## Prompt
Convert every line of the listing below into a JSON list of strings, one string per line, skipping blank lines. Leave the pictures out.

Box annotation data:
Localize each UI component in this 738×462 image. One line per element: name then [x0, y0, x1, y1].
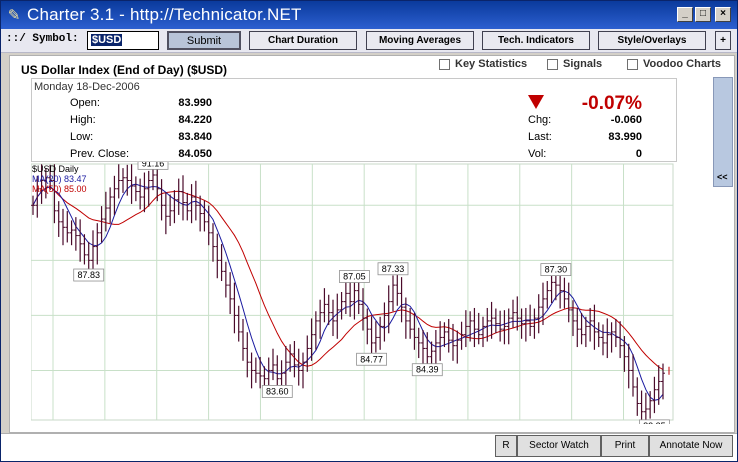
high-label: High: [70, 114, 96, 126]
annotation-box [339, 270, 370, 283]
annotation-box [73, 268, 105, 282]
title-bar: ✎ Charter 3.1 - http://Technicator.NET _… [1, 1, 737, 29]
annotation-box [639, 419, 670, 424]
change-percent: -0.07% [581, 93, 642, 114]
moving-averages-button[interactable]: Moving Averages [366, 31, 474, 50]
annotation-label: 82.35 [643, 421, 666, 424]
annotation-box [540, 263, 572, 277]
key-statistics-label: Key Statistics [455, 58, 528, 70]
low-value: 83.840 [178, 131, 212, 143]
vol-value: 0 [635, 148, 642, 160]
pencil-icon: ✎ [7, 7, 21, 24]
x-tick-label: O [516, 423, 523, 424]
symbol-label: ::/ Symbol: [6, 33, 79, 45]
tech-indicators-button[interactable]: Tech. Indicators [482, 31, 590, 50]
chart-duration-button[interactable]: Chart Duration [249, 31, 357, 50]
x-tick-label: M [257, 423, 265, 424]
prev-close-value: 84.050 [178, 148, 212, 160]
x-tick-label: D [620, 423, 627, 424]
signals-option[interactable]: Signals [547, 57, 602, 71]
x-tick-label: F [102, 423, 108, 424]
voodoo-charts-option[interactable]: Voodoo Charts [627, 57, 721, 71]
x-tick-label: A [413, 423, 419, 424]
open-value: 83.990 [178, 97, 212, 109]
low-label: Low: [70, 131, 94, 143]
toolbar: ::/ Symbol: $USD Submit Chart Duration M… [1, 29, 737, 53]
annotation-label: 87.83 [77, 270, 100, 280]
annotation-label: 83.60 [266, 386, 289, 396]
vol-label: Vol: [528, 148, 547, 160]
quote-info-box: Monday 18-Dec-2006 Open: 83.990 High: 84… [31, 78, 677, 162]
chart-title: US Dollar Index (End of Day) ($USD) [21, 63, 228, 77]
legend-entry: MA(20) 83.47 [32, 174, 87, 184]
high-value: 84.220 [178, 114, 212, 126]
chg-label: Chg: [528, 114, 552, 126]
x-tick-label: S [465, 423, 471, 424]
symbol-input[interactable]: $USD [87, 31, 159, 50]
annotation-box [411, 363, 443, 377]
symbol-value: $USD [91, 34, 123, 46]
x-tick-label: J [310, 423, 315, 424]
chg-value: -0.060 [610, 114, 642, 126]
style-overlays-button[interactable]: Style/Overlays [598, 31, 706, 50]
ma20-line [32, 183, 664, 401]
x-tick-label: A [206, 423, 212, 424]
x-tick-label: N [568, 423, 575, 424]
close-button[interactable]: × [715, 7, 731, 22]
annotation-box [356, 352, 387, 366]
r-button[interactable]: R [495, 435, 517, 457]
open-label: Open: [70, 97, 100, 109]
window-title: Charter 3.1 - http://Technicator.NET [27, 5, 302, 24]
signals-checkbox[interactable] [547, 58, 558, 70]
x-tick-label: M [153, 423, 161, 424]
collapse-side-panel-tab[interactable]: << [713, 77, 733, 187]
collapse-tab-label: << [717, 172, 728, 182]
key-statistics-option[interactable]: Key Statistics [439, 57, 527, 71]
x-tick-label: J [362, 423, 367, 424]
annotation-label: 87.05 [343, 271, 366, 281]
down-arrow-icon [528, 95, 544, 109]
plot-area [31, 163, 674, 421]
expand-plus-button[interactable]: + [715, 31, 731, 50]
last-value: 83.990 [608, 131, 642, 143]
annotation-box [377, 262, 409, 276]
print-button[interactable]: Print [601, 435, 649, 457]
annotation-label: 84.39 [416, 365, 439, 375]
last-label: Last: [528, 131, 552, 143]
prev-close-label: Prev. Close: [70, 148, 130, 160]
ma50-line [32, 186, 664, 371]
signals-label: Signals [563, 58, 603, 70]
minimize-button[interactable]: _ [677, 7, 693, 22]
quote-date: Monday 18-Dec-2006 [34, 81, 140, 93]
legend-entry: MA(50) 85.00 [32, 184, 87, 194]
annotation-label: 87.33 [382, 264, 405, 274]
voodoo-charts-checkbox[interactable] [627, 58, 638, 70]
voodoo-charts-label: Voodoo Charts [643, 58, 722, 70]
annotate-now-button[interactable]: Annotate Now [649, 435, 733, 457]
annotation-label: 84.77 [360, 354, 383, 364]
x-tick-label: 06 [48, 423, 58, 424]
annotation-label: 91.16 [142, 162, 165, 168]
sector-watch-button[interactable]: Sector Watch [517, 435, 601, 457]
annotation-box [137, 162, 169, 170]
maximize-button[interactable]: □ [695, 7, 711, 22]
key-statistics-checkbox[interactable] [439, 58, 450, 70]
submit-button[interactable]: Submit [167, 31, 241, 50]
annotation-box [261, 385, 293, 398]
legend-entry: $USD Daily [32, 164, 79, 174]
price-chart: 06FMAMJJASOND8486889091.1687.8383.6087.0… [31, 162, 674, 424]
annotation-label: 87.30 [545, 265, 568, 275]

## Solution to the exercise
[
  "Localize each UI component in this 738×462 image. One line per element: name then [x0, y0, x1, y1].",
  "high-label: High: [70, 114, 96, 126]",
  "annotation-box [339, 270, 370, 283]",
  "annotation-box [73, 268, 105, 282]",
  "title-bar: ✎ Charter 3.1 - http://Technicator.NET _… [1, 1, 737, 29]",
  "annotation-box [639, 419, 670, 424]",
  "change-percent: -0.07% [581, 93, 642, 114]",
  "moving-averages-button[interactable]: Moving Averages [366, 31, 474, 50]",
  "annotation-label: 82.35 [643, 421, 666, 424]",
  "annotation-box [540, 263, 572, 277]",
  "key-statistics-label: Key Statistics [455, 58, 528, 70]",
  "low-value: 83.840 [178, 131, 212, 143]",
  "vol-value: 0 [635, 148, 642, 160]",
  "pencil-icon: ✎ [7, 7, 21, 24]",
  "x-tick-label: O [516, 423, 523, 424]",
  "symbol-label: ::/ Symbol: [6, 33, 79, 45]",
  "tech-indicators-button[interactable]: Tech. Indicators [482, 31, 590, 50]",
  "chart-duration-button[interactable]: Chart Duration [249, 31, 357, 50]",
  "x-tick-label: M [257, 423, 265, 424]",
  "prev-close-value: 84.050 [178, 148, 212, 160]",
  "x-tick-label: D [620, 423, 627, 424]",
  "signals-option[interactable]: Signals [547, 57, 602, 71]",
  "x-tick-label: F [102, 423, 108, 424]",
  "voodoo-charts-option[interactable]: Voodoo Charts [627, 57, 721, 71]",
  "x-tick-label: A [413, 423, 419, 424]",
  "open-value: 83.990 [178, 97, 212, 109]",
  "low-label: Low: [70, 131, 94, 143]",
  "toolbar: ::/ Symbol: $USD Submit Chart Duration M… [1, 29, 737, 53]",
  "annotation-label: 87.83 [77, 270, 100, 280]",
  "annotation-label: 83.60 [266, 386, 289, 396]",
  "vol-label: Vol: [528, 148, 547, 160]",
  "quote-info-box: Monday 18-Dec-2006 Open: 83.990 High: 84… [31, 78, 677, 162]",
  "chart-title: US Dollar Index (End of Day) ($USD) [21, 63, 228, 77]",
  "legend-entry: MA(20) 83.47 [32, 174, 87, 184]",
  "high-value: 84.220 [178, 114, 212, 126]",
  "chg-label: Chg: [528, 114, 552, 126]",
  "x-tick-label: S [465, 423, 471, 424]",
  "symbol-input[interactable]: $USD [87, 31, 159, 50]",
  "annotation-box [411, 363, 443, 377]",
  "symbol-value: $USD [91, 34, 123, 46]",
  "x-tick-label: J [310, 423, 315, 424]",
  "chg-value: -0.060 [610, 114, 642, 126]",
  "style-overlays-button[interactable]: Style/Overlays [598, 31, 706, 50]",
  "ma20-line [32, 183, 664, 401]",
  "x-tick-label: A [206, 423, 212, 424]",
  "x-tick-label: N [568, 423, 575, 424]",
  "close-button[interactable]: × [715, 7, 731, 22]",
  "annotation-box [356, 352, 387, 366]",
  "r-button[interactable]: R [495, 435, 517, 457]",
  "open-label: Open: [70, 97, 100, 109]",
  "window-title: Charter 3.1 - http://Technicator.NET [27, 5, 302, 24]",
  "signals-checkbox[interactable] [547, 58, 558, 70]",
  "x-tick-label: M [153, 423, 161, 424]",
  "collapse-side-panel-tab[interactable]: << [713, 77, 733, 187]",
  "collapse-tab-label: << [717, 172, 728, 182]",
  "key-statistics-option[interactable]: Key Statistics [439, 57, 527, 71]",
  "x-tick-label: J [362, 423, 367, 424]",
  "annotation-label: 87.05 [343, 271, 366, 281]",
  "down-arrow-icon [528, 95, 544, 109]",
  "plot-area [31, 163, 674, 421]",
  "expand-plus-button[interactable]: + [715, 31, 731, 50]",
  "last-value: 83.990 [608, 131, 642, 143]",
  "annotation-box [377, 262, 409, 276]",
  "print-button[interactable]: Print [601, 435, 649, 457]",
  "annotation-label: 84.39 [416, 365, 439, 375]",
  "last-label: Last: [528, 131, 552, 143]",
  "prev-close-label: Prev. Close: [70, 148, 130, 160]",
  "ma50-line [32, 186, 664, 371]",
  "signals-label: Signals [563, 58, 603, 70]",
  "minimize-button[interactable]: _ [677, 7, 693, 22]",
  "quote-date: Monday 18-Dec-2006 [34, 81, 140, 93]",
  "legend-entry: MA(50) 85.00 [32, 184, 87, 194]",
  "annotation-label: 87.33 [382, 264, 405, 274]",
  "voodoo-charts-checkbox[interactable] [627, 58, 638, 70]",
  "voodoo-charts-label: Voodoo Charts [643, 58, 722, 70]",
  "annotate-now-button[interactable]: Annotate Now [649, 435, 733, 457]",
  "annotation-label: 84.77 [360, 354, 383, 364]",
  "x-tick-label: 06 [48, 423, 58, 424]",
  "annotation-label: 91.16 [142, 162, 165, 168]",
  "sector-watch-button[interactable]: Sector Watch [517, 435, 601, 457]",
  "annotation-box [137, 162, 169, 170]",
  "maximize-button[interactable]: □ [695, 7, 711, 22]",
  "key-statistics-checkbox[interactable] [439, 58, 450, 70]",
  "submit-button[interactable]: Submit [167, 31, 241, 50]",
  "annotation-box [261, 385, 293, 398]",
  "legend-entry: $USD Daily [32, 164, 79, 174]",
  "price-chart: 06FMAMJJASOND8486889091.1687.8383.6087.0… [31, 162, 674, 424]",
  "annotation-label: 87.30 [545, 265, 568, 275]"
]